[Stored items]
########

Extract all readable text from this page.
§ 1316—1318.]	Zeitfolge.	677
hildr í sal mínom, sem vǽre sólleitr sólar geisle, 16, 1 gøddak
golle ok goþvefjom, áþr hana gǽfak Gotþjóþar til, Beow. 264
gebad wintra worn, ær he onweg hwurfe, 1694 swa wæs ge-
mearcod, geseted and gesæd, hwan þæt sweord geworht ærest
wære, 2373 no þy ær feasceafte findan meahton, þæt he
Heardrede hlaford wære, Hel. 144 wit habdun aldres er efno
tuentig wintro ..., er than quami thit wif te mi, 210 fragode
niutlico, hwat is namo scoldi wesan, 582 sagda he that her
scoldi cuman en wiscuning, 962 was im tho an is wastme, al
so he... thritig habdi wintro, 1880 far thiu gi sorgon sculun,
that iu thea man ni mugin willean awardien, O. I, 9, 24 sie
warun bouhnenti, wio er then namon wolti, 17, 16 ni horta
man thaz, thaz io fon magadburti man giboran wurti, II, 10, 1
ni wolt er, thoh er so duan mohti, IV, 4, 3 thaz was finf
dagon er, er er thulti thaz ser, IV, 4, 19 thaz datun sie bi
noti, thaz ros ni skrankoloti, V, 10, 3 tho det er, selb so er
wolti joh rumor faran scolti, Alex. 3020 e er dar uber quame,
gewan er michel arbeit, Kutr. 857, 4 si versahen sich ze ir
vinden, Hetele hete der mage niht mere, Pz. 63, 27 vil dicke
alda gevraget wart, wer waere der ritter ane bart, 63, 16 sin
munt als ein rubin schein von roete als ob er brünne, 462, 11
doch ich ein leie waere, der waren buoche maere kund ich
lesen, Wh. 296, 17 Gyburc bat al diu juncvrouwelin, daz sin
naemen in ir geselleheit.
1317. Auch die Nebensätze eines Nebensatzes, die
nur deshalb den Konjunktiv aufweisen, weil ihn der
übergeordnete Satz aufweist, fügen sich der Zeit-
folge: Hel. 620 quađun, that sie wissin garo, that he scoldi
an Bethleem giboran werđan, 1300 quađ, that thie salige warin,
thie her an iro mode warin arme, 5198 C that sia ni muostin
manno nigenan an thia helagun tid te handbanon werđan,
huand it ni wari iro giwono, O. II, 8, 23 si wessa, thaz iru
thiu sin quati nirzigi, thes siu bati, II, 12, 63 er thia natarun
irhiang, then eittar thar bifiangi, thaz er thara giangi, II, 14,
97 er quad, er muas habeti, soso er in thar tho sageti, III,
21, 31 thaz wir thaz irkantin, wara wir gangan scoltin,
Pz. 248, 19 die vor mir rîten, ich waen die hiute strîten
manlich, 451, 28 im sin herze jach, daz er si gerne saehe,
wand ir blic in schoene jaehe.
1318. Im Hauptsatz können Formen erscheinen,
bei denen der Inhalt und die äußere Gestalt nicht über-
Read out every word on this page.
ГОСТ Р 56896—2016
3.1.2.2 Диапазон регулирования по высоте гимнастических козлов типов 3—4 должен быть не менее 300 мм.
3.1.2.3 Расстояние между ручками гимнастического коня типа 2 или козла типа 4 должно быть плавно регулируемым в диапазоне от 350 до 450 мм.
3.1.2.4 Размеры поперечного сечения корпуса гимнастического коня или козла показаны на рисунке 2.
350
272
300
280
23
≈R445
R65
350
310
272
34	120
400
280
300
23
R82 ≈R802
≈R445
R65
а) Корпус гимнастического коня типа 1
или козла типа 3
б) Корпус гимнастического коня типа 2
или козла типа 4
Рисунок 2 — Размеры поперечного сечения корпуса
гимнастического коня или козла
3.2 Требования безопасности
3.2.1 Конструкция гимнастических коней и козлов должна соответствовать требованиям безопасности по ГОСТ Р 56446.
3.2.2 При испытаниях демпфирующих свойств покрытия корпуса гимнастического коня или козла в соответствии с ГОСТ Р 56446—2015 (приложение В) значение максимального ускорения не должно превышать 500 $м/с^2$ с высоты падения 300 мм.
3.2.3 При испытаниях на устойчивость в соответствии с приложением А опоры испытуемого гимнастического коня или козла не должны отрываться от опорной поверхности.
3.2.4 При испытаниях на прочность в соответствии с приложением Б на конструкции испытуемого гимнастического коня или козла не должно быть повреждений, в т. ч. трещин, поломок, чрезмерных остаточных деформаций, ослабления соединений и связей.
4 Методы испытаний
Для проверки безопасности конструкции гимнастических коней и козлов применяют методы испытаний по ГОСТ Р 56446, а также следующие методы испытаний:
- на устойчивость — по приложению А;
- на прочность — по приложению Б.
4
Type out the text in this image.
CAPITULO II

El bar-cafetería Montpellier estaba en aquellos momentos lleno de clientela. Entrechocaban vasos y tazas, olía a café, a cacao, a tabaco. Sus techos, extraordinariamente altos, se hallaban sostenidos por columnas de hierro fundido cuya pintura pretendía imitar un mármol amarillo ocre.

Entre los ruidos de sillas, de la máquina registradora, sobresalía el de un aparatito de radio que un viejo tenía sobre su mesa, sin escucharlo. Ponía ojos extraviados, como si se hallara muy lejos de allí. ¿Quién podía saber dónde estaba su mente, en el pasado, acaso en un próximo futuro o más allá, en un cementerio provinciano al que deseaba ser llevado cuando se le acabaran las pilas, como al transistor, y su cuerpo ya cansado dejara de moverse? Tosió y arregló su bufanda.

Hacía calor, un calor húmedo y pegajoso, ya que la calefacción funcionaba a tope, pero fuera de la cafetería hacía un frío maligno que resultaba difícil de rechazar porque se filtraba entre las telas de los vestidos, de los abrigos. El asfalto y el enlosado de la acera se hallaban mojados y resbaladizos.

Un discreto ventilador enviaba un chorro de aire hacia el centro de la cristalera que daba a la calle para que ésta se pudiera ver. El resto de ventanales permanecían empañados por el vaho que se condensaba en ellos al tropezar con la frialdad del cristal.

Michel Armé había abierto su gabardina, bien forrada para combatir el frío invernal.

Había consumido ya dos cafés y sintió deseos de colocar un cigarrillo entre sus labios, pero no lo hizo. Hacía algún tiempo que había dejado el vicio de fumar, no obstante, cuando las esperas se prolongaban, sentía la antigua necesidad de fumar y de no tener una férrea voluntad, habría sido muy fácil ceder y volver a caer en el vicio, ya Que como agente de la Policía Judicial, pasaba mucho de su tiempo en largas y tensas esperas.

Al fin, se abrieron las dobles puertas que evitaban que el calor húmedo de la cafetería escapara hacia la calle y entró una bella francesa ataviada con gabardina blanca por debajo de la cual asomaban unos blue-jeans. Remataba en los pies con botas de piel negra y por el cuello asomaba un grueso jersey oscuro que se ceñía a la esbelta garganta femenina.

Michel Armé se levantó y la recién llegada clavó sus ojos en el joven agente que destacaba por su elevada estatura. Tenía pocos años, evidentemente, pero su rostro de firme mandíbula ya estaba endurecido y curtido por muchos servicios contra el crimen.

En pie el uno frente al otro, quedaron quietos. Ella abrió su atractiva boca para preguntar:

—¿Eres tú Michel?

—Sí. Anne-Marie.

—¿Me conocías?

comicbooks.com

########

Work instructions =>
Across all the entries, count the lines that contain the word "wintro" and give the number by itself.

Finished task =>
2